** START Dataset records **
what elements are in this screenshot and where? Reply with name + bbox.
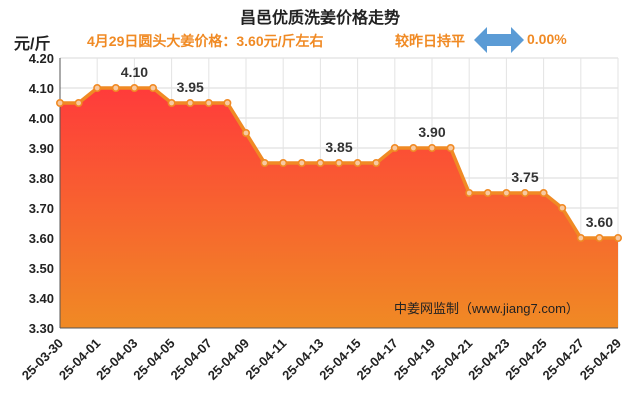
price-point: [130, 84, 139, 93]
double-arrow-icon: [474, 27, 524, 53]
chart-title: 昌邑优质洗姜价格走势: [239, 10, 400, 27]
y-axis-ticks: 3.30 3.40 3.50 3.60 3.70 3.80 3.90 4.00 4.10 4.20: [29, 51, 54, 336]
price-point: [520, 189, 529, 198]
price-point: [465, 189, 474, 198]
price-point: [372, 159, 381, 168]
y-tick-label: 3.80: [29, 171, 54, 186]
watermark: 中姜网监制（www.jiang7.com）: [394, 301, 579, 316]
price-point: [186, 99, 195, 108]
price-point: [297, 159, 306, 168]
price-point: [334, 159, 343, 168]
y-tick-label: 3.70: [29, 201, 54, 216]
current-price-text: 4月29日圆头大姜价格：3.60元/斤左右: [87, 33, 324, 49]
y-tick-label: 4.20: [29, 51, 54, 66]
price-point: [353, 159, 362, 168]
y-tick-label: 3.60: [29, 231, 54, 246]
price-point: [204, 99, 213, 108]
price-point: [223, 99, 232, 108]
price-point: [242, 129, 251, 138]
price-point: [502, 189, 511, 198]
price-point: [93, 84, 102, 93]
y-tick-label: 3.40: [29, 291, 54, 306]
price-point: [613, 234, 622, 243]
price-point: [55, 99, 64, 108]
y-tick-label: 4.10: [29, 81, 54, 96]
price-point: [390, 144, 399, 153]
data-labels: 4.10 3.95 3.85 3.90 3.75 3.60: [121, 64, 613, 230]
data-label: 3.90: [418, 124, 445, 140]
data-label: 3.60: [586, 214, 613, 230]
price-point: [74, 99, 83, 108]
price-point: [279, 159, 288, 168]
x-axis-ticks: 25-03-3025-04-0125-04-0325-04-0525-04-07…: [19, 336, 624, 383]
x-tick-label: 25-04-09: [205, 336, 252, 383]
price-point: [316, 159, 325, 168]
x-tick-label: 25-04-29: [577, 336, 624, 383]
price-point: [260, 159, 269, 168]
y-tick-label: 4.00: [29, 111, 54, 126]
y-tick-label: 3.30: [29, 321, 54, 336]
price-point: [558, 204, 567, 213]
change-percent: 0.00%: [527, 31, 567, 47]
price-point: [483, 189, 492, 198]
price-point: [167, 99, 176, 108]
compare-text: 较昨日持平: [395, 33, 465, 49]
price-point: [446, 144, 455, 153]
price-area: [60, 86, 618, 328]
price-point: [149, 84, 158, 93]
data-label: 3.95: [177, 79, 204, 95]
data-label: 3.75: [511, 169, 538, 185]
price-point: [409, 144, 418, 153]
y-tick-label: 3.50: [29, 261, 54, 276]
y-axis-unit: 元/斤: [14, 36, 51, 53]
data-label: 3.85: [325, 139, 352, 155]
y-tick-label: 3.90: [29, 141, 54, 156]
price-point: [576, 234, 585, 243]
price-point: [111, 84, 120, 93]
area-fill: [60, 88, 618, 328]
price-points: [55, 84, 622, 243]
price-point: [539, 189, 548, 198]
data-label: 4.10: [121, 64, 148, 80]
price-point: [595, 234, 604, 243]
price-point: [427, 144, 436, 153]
** END Dataset records **
** START Dataset records **
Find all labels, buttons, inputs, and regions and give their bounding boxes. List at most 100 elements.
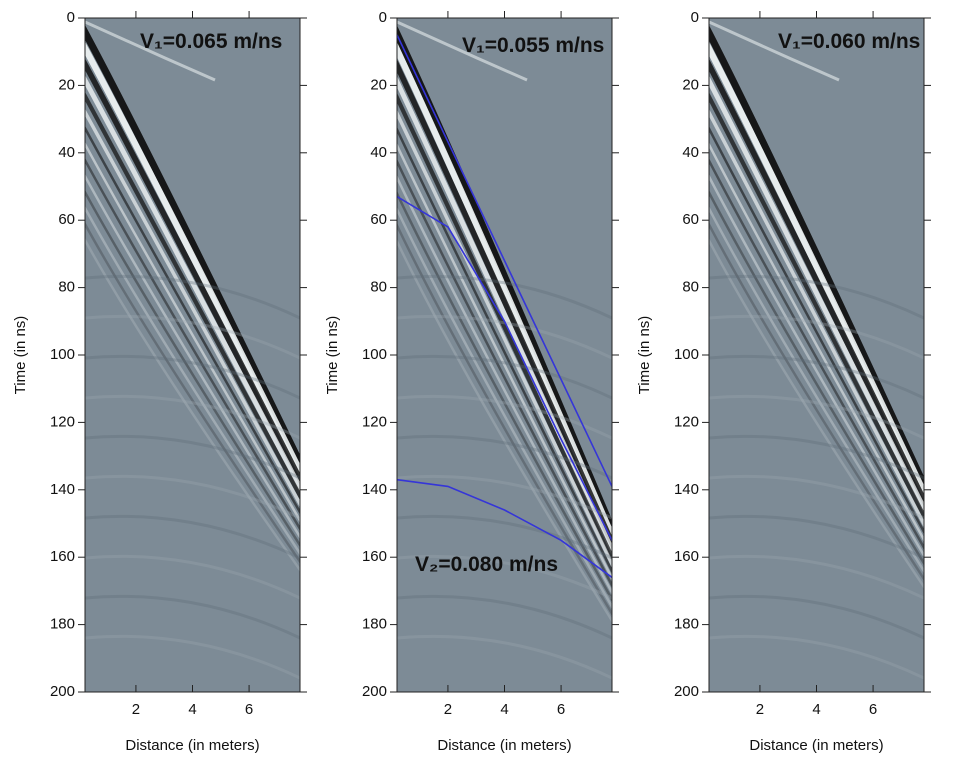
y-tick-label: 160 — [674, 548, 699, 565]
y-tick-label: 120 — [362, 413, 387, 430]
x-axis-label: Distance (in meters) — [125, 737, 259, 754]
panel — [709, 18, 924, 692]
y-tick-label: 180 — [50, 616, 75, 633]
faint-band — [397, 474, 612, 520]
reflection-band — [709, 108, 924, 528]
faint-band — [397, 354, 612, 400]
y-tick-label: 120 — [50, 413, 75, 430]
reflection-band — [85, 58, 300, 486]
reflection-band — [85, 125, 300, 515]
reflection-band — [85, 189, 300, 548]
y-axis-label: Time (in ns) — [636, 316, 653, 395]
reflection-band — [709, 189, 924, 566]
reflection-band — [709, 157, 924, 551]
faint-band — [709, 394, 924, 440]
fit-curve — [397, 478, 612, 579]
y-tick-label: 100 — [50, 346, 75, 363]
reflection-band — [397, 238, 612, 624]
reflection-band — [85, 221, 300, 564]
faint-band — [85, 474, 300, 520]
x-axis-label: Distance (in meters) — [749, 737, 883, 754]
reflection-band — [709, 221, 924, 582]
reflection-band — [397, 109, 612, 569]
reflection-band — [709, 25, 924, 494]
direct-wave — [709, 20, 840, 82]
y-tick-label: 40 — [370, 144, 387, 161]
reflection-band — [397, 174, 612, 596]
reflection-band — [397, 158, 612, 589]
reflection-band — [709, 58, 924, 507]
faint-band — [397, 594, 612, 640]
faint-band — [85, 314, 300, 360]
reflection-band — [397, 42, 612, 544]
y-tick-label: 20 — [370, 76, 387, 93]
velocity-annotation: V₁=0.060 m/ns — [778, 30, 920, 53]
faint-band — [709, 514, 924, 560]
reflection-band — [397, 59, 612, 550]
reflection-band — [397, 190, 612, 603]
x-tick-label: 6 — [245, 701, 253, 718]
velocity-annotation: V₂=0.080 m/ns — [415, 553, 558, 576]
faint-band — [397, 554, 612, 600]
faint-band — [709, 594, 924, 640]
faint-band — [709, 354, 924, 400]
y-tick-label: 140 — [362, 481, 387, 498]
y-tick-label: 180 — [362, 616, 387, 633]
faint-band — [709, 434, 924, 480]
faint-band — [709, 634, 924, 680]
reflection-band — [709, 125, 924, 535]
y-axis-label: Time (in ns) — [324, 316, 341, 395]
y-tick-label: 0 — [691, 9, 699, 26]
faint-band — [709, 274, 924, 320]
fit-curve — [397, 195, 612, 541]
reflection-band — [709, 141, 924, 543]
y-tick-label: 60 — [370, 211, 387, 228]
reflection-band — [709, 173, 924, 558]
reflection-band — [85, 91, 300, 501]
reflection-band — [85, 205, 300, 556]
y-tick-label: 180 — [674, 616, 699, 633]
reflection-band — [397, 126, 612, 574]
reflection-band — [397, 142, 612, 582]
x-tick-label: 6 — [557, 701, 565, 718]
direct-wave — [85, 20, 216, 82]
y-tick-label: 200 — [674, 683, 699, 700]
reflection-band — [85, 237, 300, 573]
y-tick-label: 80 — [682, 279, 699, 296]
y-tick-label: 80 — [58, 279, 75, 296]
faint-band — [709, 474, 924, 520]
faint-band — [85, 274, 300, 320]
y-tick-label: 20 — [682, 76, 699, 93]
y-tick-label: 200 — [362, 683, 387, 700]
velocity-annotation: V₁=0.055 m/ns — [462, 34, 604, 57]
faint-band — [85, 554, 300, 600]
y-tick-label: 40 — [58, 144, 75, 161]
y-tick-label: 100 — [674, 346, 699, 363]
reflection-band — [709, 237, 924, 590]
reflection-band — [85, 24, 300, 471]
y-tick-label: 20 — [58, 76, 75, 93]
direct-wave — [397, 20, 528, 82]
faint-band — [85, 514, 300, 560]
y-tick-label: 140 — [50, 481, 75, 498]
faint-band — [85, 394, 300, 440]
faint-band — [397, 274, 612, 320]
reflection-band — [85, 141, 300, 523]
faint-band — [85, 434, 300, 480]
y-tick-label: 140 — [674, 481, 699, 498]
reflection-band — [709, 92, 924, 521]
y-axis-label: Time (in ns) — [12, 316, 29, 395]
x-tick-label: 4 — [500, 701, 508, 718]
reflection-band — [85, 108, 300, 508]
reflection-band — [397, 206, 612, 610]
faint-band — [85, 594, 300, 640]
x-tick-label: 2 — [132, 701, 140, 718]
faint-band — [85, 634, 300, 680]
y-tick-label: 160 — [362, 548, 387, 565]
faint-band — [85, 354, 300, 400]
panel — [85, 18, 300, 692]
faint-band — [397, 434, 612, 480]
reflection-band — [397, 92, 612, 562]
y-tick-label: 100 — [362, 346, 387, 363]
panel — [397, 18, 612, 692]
** END Dataset records **
Job
Print every line of the records from the one containing "price-point: [130, 84, 139, 93]" down to the one containing "price-point: [334, 159, 343, 168]", including both of those lines.

Exercise response
price-point: [130, 84, 139, 93]
double-arrow-icon: [474, 27, 524, 53]
chart-title: 昌邑优质洗姜价格走势: [239, 10, 400, 27]
y-axis-ticks: 3.30 3.40 3.50 3.60 3.70 3.80 3.90 4.00 4.10 4.20: [29, 51, 54, 336]
price-point: [520, 189, 529, 198]
price-point: [465, 189, 474, 198]
price-point: [372, 159, 381, 168]
y-tick-label: 3.80: [29, 171, 54, 186]
watermark: 中姜网监制（www.jiang7.com）: [394, 301, 579, 316]
price-point: [186, 99, 195, 108]
price-point: [297, 159, 306, 168]
price-point: [334, 159, 343, 168]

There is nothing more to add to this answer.